----- RECORDED DATA

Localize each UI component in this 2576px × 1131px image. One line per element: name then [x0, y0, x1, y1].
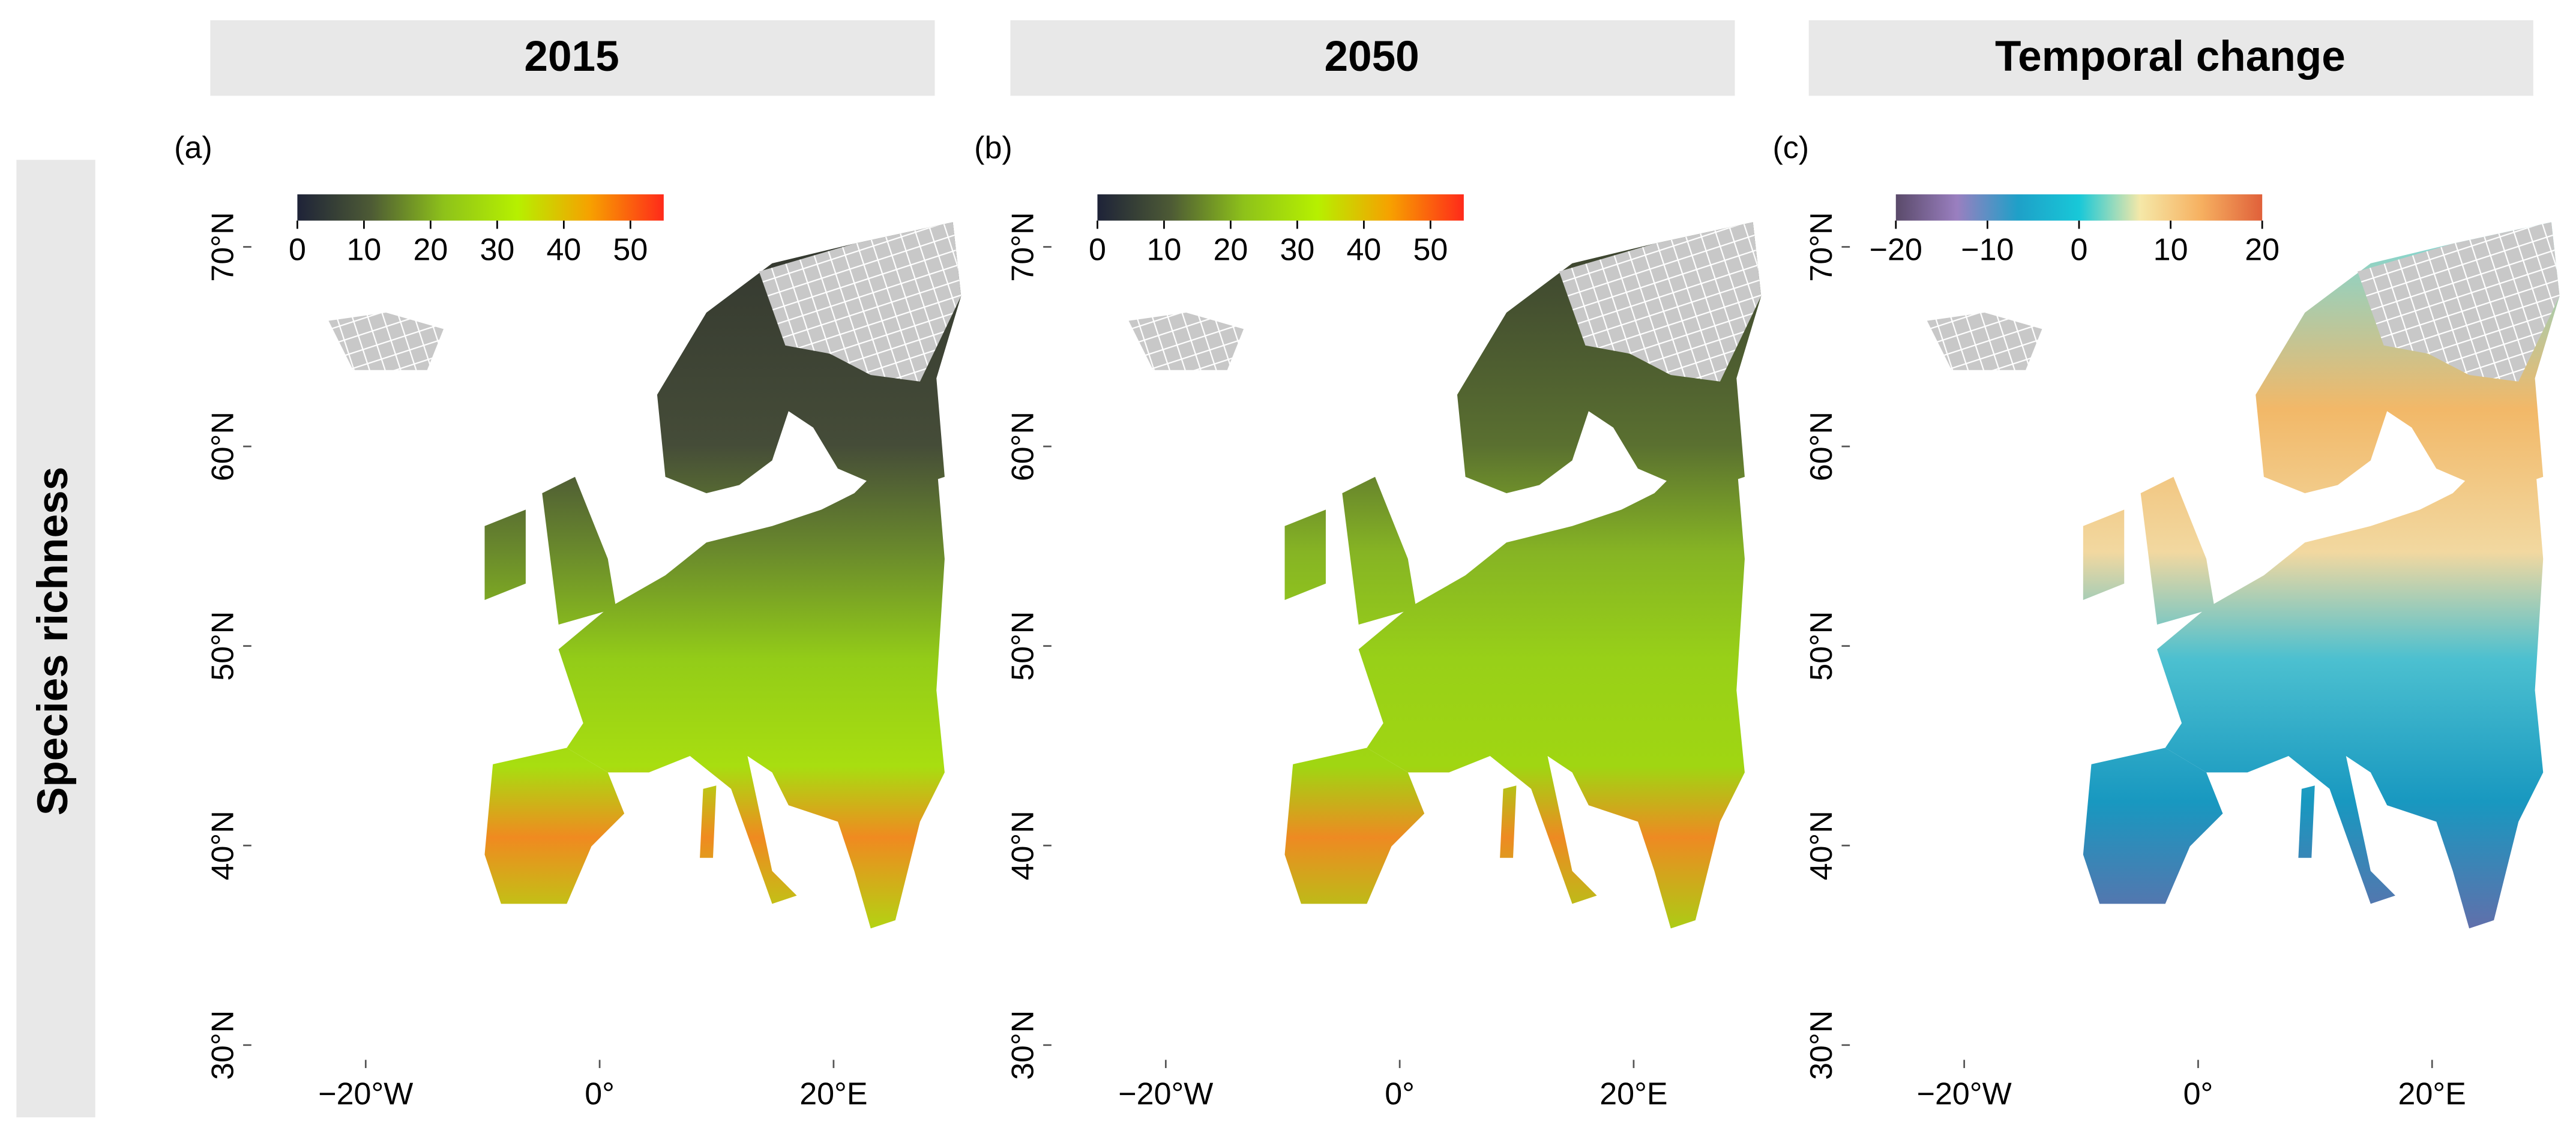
lon-tick-label: 0°	[585, 1076, 615, 1111]
lat-tick-label: 40°N	[1006, 811, 1041, 880]
colorbar-tick-label: 0	[2071, 232, 2088, 267]
colorbar-tick-label: 50	[1413, 232, 1448, 267]
lat-tick-label: 70°N	[1804, 212, 1839, 281]
header: 2050	[1324, 33, 1419, 80]
colorbar-tick-label: 10	[1147, 232, 1182, 267]
row-label-box	[16, 160, 95, 1118]
lon-tick-label: −20°W	[318, 1076, 413, 1111]
colorbar-tick-label: 40	[546, 232, 581, 267]
lat-tick-label: 30°N	[206, 1010, 241, 1080]
lat-tick-label: 40°N	[1804, 811, 1839, 880]
header: 2015	[524, 33, 619, 80]
colorbar-tick-label: 20	[1214, 232, 1248, 267]
colorbar-tick-label: −20	[1870, 232, 1922, 267]
lon-tick-label: 20°E	[2398, 1076, 2466, 1111]
colorbar	[1097, 194, 1464, 221]
lat-tick-label: 60°N	[206, 412, 241, 481]
lon-tick-label: 0°	[2183, 1076, 2213, 1111]
lat-tick-label: 60°N	[1804, 412, 1839, 481]
panel-label: (b)	[974, 131, 1013, 166]
lat-tick-label: 50°N	[1804, 611, 1839, 681]
lon-tick-label: 0°	[1385, 1076, 1415, 1111]
colorbar-tick-label: −10	[1961, 232, 2014, 267]
row-label: Species richness	[29, 467, 77, 815]
colorbar-tick-label: 0	[289, 232, 306, 267]
lon-tick-label: −20°W	[1118, 1076, 1213, 1111]
panel-label: (c)	[1772, 131, 1809, 166]
colorbar-tick-label: 40	[1346, 232, 1381, 267]
header-box	[1808, 20, 2533, 96]
lon-tick-label: 20°E	[1599, 1076, 1667, 1111]
map-b	[1128, 222, 1762, 929]
colorbar-tick-label: 30	[480, 232, 514, 267]
lat-tick-label: 30°N	[1006, 1010, 1041, 1080]
colorbar-tick-label: 10	[2153, 232, 2188, 267]
panel-label: (a)	[174, 131, 212, 166]
lat-tick-label: 60°N	[1006, 412, 1041, 481]
lat-tick-label: 70°N	[1006, 212, 1041, 281]
map-c	[1927, 222, 2560, 929]
colorbar	[297, 194, 664, 221]
colorbar-tick-label: 30	[1280, 232, 1315, 267]
map-a	[328, 222, 961, 929]
lat-tick-label: 30°N	[1804, 1010, 1839, 1080]
colorbar-tick-label: 10	[347, 232, 382, 267]
colorbar-tick-label: 20	[413, 232, 448, 267]
colorbar-tick-label: 50	[613, 232, 648, 267]
header-box	[1010, 20, 1735, 96]
lat-tick-label: 50°N	[1006, 611, 1041, 681]
colorbar-tick-label: 0	[1089, 232, 1106, 267]
lon-tick-label: −20°W	[1917, 1076, 2012, 1111]
header-box	[210, 20, 935, 96]
colorbar	[1895, 194, 2263, 221]
colorbar-tick-label: 20	[2245, 232, 2280, 267]
lat-tick-label: 40°N	[206, 811, 241, 880]
header: Temporal change	[1995, 33, 2346, 80]
lat-tick-label: 70°N	[206, 212, 241, 281]
lon-tick-label: 20°E	[799, 1076, 867, 1111]
lat-tick-label: 50°N	[206, 611, 241, 681]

----------

→ YOUR TASK: Retype all the entries above line for line, without any changes. Leave the pictures out.

→ SOLUTION TO THE PROBLEM:
Localize each UI component in this 2576px × 1131px image. One line per element: name then [x0, y0, x1, y1].
lon-tick-label: 0°	[585, 1076, 615, 1111]
lat-tick-label: 40°N	[1006, 811, 1041, 880]
colorbar-tick-label: 0	[2071, 232, 2088, 267]
colorbar-tick-label: 50	[1413, 232, 1448, 267]
lat-tick-label: 70°N	[1804, 212, 1839, 281]
header: 2050	[1324, 33, 1419, 80]
colorbar-tick-label: 10	[1147, 232, 1182, 267]
row-label-box	[16, 160, 95, 1118]
lon-tick-label: −20°W	[318, 1076, 413, 1111]
colorbar-tick-label: 40	[546, 232, 581, 267]
lat-tick-label: 30°N	[206, 1010, 241, 1080]
lat-tick-label: 40°N	[1804, 811, 1839, 880]
header: 2015	[524, 33, 619, 80]
colorbar-tick-label: 20	[1214, 232, 1248, 267]
colorbar-tick-label: −20	[1870, 232, 1922, 267]
lon-tick-label: 20°E	[2398, 1076, 2466, 1111]
colorbar	[1097, 194, 1464, 221]
lat-tick-label: 60°N	[206, 412, 241, 481]
lon-tick-label: 0°	[2183, 1076, 2213, 1111]
lat-tick-label: 60°N	[1804, 412, 1839, 481]
panel-label: (b)	[974, 131, 1013, 166]
lat-tick-label: 50°N	[1804, 611, 1839, 681]
lon-tick-label: 0°	[1385, 1076, 1415, 1111]
colorbar-tick-label: −10	[1961, 232, 2014, 267]
row-label: Species richness	[29, 467, 77, 815]
colorbar-tick-label: 0	[289, 232, 306, 267]
lon-tick-label: −20°W	[1118, 1076, 1213, 1111]
panel-label: (c)	[1772, 131, 1809, 166]
colorbar-tick-label: 40	[1346, 232, 1381, 267]
header-box	[1808, 20, 2533, 96]
lon-tick-label: 20°E	[1599, 1076, 1667, 1111]
map-b	[1128, 222, 1762, 929]
colorbar-tick-label: 30	[480, 232, 514, 267]
lat-tick-label: 30°N	[1006, 1010, 1041, 1080]
colorbar-tick-label: 10	[2153, 232, 2188, 267]
panel-label: (a)	[174, 131, 212, 166]
lat-tick-label: 60°N	[1006, 412, 1041, 481]
lat-tick-label: 70°N	[1006, 212, 1041, 281]
map-c	[1927, 222, 2560, 929]
colorbar	[297, 194, 664, 221]
colorbar-tick-label: 30	[1280, 232, 1315, 267]
map-a	[328, 222, 961, 929]
lat-tick-label: 30°N	[1804, 1010, 1839, 1080]
colorbar-tick-label: 10	[347, 232, 382, 267]
colorbar-tick-label: 20	[413, 232, 448, 267]
colorbar-tick-label: 50	[613, 232, 648, 267]
header-box	[1010, 20, 1735, 96]
lat-tick-label: 50°N	[1006, 611, 1041, 681]
colorbar-tick-label: 0	[1089, 232, 1106, 267]
lon-tick-label: −20°W	[1917, 1076, 2012, 1111]
header-box	[210, 20, 935, 96]
colorbar	[1895, 194, 2263, 221]
colorbar-tick-label: 20	[2245, 232, 2280, 267]
lat-tick-label: 40°N	[206, 811, 241, 880]
header: Temporal change	[1995, 33, 2346, 80]
lat-tick-label: 70°N	[206, 212, 241, 281]
lon-tick-label: 20°E	[799, 1076, 867, 1111]
lat-tick-label: 50°N	[206, 611, 241, 681]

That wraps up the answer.